▶ _What the task requires_: Could you repeat the rows verbatim, from the start of the rows up to and including the line that contains "- x-tick-label: 90%: [610, 462, 642, 474]"?

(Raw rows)
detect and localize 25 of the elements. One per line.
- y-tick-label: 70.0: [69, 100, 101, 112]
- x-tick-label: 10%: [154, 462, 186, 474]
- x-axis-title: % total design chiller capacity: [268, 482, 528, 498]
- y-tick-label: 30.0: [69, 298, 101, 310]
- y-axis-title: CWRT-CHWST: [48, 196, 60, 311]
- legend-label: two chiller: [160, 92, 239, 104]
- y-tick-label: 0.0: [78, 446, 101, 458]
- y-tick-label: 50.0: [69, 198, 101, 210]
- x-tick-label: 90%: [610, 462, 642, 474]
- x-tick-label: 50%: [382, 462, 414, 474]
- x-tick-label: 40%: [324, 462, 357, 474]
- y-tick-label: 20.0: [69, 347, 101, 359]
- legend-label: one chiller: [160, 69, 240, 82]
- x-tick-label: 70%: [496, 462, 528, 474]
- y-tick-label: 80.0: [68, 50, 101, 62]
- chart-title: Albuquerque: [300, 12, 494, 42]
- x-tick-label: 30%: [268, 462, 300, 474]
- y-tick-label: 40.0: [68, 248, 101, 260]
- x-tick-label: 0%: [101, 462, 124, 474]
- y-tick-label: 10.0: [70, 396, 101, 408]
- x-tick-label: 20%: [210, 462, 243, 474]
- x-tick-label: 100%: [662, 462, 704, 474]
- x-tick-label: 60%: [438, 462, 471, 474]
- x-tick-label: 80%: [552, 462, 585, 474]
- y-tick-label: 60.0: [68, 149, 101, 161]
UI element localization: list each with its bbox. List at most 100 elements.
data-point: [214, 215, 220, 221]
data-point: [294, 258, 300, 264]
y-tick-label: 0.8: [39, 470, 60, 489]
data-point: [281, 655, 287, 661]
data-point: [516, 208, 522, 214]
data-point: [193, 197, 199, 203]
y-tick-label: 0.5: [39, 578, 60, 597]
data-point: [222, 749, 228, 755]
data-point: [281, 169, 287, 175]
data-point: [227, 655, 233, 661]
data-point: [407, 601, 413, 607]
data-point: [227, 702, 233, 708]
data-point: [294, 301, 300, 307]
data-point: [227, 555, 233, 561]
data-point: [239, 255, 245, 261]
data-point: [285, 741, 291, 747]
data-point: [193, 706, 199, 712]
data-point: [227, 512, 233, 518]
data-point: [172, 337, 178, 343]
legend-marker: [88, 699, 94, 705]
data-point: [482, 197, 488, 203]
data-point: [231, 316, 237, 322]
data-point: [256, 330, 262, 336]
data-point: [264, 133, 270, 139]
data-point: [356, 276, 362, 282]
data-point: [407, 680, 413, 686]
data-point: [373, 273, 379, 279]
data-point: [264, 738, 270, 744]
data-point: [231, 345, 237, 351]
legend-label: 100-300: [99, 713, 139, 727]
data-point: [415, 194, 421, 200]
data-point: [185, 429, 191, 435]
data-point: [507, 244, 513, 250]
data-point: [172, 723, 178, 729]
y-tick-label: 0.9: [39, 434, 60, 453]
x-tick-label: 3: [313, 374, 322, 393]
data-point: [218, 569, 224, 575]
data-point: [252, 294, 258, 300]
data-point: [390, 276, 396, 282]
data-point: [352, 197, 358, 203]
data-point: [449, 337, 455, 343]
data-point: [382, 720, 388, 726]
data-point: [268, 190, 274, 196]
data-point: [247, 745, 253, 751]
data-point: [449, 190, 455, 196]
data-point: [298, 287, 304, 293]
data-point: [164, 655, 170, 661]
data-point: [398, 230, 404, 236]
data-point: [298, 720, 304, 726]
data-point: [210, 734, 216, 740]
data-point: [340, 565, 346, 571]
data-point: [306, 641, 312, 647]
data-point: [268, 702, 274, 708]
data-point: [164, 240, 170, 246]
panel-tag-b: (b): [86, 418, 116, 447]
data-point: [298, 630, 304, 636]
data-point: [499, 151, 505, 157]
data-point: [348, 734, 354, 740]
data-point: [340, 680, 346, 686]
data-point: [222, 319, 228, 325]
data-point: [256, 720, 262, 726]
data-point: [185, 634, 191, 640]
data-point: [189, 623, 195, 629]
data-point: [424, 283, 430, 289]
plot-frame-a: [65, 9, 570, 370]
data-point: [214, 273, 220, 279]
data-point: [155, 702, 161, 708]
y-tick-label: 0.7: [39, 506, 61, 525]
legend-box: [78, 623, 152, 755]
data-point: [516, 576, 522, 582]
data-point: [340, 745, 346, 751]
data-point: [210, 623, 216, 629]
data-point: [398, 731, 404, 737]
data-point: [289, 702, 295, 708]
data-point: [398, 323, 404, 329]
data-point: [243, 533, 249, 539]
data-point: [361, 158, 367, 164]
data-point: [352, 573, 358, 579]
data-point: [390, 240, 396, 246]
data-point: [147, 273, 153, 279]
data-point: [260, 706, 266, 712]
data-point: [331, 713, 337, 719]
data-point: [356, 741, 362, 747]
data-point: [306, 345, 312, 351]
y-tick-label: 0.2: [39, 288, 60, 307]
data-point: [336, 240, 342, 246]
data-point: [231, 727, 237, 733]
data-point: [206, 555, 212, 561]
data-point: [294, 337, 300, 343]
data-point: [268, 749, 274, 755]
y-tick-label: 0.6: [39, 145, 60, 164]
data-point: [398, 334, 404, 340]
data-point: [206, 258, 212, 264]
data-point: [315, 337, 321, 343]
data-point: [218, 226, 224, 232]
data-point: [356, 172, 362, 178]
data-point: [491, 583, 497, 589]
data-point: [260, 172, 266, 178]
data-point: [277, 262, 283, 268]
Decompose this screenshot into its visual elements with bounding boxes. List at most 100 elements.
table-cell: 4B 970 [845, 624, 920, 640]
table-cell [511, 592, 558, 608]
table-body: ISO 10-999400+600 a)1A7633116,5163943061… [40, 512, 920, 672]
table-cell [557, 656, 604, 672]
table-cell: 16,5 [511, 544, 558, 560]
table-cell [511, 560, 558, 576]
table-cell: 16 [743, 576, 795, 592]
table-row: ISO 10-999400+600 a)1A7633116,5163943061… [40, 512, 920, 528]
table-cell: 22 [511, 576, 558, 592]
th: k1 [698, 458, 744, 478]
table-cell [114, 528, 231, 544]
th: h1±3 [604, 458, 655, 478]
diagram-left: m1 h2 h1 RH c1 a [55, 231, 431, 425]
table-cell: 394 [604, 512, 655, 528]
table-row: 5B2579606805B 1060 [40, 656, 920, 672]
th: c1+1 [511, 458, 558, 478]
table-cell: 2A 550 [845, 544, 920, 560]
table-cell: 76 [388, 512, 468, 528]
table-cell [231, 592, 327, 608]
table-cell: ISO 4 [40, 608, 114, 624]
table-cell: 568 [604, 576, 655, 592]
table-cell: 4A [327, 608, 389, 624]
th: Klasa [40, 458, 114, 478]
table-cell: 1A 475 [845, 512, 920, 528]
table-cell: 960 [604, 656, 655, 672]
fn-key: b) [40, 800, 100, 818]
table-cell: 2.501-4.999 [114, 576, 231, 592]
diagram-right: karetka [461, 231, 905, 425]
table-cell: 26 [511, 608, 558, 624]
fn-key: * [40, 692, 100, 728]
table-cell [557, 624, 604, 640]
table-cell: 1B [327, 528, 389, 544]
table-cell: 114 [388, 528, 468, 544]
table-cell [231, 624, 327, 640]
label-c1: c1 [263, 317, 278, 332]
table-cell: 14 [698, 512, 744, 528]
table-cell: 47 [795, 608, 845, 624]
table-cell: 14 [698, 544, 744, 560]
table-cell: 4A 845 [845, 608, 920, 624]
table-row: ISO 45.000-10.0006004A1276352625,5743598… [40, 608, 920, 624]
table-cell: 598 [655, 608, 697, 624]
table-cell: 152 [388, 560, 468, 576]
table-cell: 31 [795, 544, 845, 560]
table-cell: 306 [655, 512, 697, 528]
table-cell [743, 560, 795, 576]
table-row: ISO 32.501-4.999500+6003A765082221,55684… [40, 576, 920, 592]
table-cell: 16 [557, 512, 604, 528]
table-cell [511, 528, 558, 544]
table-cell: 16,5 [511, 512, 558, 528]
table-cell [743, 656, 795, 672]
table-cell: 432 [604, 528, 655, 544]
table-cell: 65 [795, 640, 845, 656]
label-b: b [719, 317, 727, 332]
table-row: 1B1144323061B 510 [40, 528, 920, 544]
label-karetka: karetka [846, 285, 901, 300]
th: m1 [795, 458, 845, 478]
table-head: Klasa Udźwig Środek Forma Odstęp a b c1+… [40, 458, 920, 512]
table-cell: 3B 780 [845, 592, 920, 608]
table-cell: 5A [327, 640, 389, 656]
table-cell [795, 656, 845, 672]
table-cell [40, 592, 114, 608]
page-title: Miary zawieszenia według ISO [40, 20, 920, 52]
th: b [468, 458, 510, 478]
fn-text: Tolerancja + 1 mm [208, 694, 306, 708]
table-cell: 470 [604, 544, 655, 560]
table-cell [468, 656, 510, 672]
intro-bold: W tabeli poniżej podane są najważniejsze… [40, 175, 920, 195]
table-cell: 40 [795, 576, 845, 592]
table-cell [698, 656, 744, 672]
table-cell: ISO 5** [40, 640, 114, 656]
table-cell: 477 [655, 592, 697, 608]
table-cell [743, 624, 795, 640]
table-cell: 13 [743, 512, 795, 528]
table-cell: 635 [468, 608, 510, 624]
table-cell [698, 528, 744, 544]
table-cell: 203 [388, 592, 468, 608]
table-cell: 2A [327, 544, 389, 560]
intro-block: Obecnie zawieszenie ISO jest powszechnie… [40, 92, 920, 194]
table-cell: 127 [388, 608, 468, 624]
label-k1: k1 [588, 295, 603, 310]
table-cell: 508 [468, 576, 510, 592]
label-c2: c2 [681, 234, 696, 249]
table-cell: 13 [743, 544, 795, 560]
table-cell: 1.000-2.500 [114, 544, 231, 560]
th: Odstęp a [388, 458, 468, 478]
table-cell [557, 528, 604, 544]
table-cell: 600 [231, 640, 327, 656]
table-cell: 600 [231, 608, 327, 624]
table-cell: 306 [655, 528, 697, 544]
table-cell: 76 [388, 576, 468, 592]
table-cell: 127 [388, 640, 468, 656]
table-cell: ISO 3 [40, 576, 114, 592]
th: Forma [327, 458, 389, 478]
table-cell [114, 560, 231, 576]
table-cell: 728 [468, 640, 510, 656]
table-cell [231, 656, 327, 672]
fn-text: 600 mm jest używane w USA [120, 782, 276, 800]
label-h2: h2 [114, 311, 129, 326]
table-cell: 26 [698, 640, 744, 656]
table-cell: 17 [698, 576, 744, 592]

▶ _Exercise solution_:
detect and localize 25 of the elements. One per line.
- y-tick-label: 70.0: [69, 100, 101, 112]
- x-tick-label: 10%: [154, 462, 186, 474]
- x-axis-title: % total design chiller capacity: [268, 482, 528, 498]
- y-tick-label: 30.0: [69, 298, 101, 310]
- y-axis-title: CWRT-CHWST: [48, 196, 60, 311]
- legend-label: two chiller: [160, 92, 239, 104]
- y-tick-label: 0.0: [78, 446, 101, 458]
- y-tick-label: 50.0: [69, 198, 101, 210]
- x-tick-label: 90%: [610, 462, 642, 474]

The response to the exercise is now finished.